◆ **Work instructions**: Below is a block of records; return all of them exactly, but without the images.

◆ **Working data**:
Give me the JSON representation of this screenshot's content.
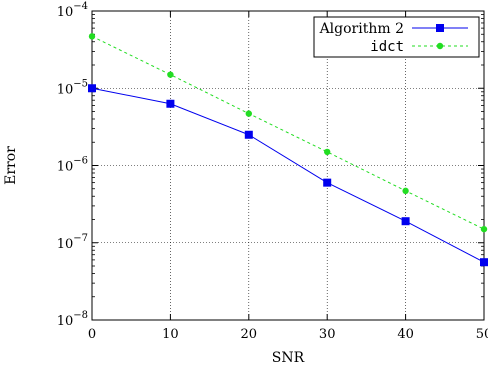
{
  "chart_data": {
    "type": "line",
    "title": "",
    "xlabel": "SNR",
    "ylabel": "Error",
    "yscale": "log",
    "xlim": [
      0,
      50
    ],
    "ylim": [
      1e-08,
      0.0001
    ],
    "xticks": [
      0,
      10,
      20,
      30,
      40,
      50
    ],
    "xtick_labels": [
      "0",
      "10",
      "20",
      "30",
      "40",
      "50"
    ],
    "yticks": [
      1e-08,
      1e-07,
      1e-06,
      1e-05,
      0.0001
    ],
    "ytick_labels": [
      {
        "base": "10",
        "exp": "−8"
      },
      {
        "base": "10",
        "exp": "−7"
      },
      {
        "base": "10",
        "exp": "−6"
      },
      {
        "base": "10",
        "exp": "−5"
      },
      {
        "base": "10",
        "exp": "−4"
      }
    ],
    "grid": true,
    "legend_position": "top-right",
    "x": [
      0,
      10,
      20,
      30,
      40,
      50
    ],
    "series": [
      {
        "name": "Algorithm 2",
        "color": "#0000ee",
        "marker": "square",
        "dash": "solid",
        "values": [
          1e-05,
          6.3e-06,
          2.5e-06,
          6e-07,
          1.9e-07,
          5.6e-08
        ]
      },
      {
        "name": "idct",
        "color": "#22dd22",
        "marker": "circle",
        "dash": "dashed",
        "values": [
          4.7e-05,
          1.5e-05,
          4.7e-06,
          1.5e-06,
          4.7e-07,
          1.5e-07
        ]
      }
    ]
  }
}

◆ **The answer**:
Give me the JSON representation of this screenshot's content.
{
  "chart_data": {
    "type": "line",
    "title": "",
    "xlabel": "SNR",
    "ylabel": "Error",
    "yscale": "log",
    "xlim": [
      0,
      50
    ],
    "ylim": [
      1e-08,
      0.0001
    ],
    "xticks": [
      0,
      10,
      20,
      30,
      40,
      50
    ],
    "xtick_labels": [
      "0",
      "10",
      "20",
      "30",
      "40",
      "50"
    ],
    "yticks": [
      1e-08,
      1e-07,
      1e-06,
      1e-05,
      0.0001
    ],
    "ytick_labels": [
      {
        "base": "10",
        "exp": "−8"
      },
      {
        "base": "10",
        "exp": "−7"
      },
      {
        "base": "10",
        "exp": "−6"
      },
      {
        "base": "10",
        "exp": "−5"
      },
      {
        "base": "10",
        "exp": "−4"
      }
    ],
    "grid": true,
    "legend_position": "top-right",
    "x": [
      0,
      10,
      20,
      30,
      40,
      50
    ],
    "series": [
      {
        "name": "Algorithm 2",
        "color": "#0000ee",
        "marker": "square",
        "dash": "solid",
        "values": [
          1e-05,
          6.3e-06,
          2.5e-06,
          6e-07,
          1.9e-07,
          5.6e-08
        ]
      },
      {
        "name": "idct",
        "color": "#22dd22",
        "marker": "circle",
        "dash": "dashed",
        "values": [
          4.7e-05,
          1.5e-05,
          4.7e-06,
          1.5e-06,
          4.7e-07,
          1.5e-07
        ]
      }
    ]
  }
}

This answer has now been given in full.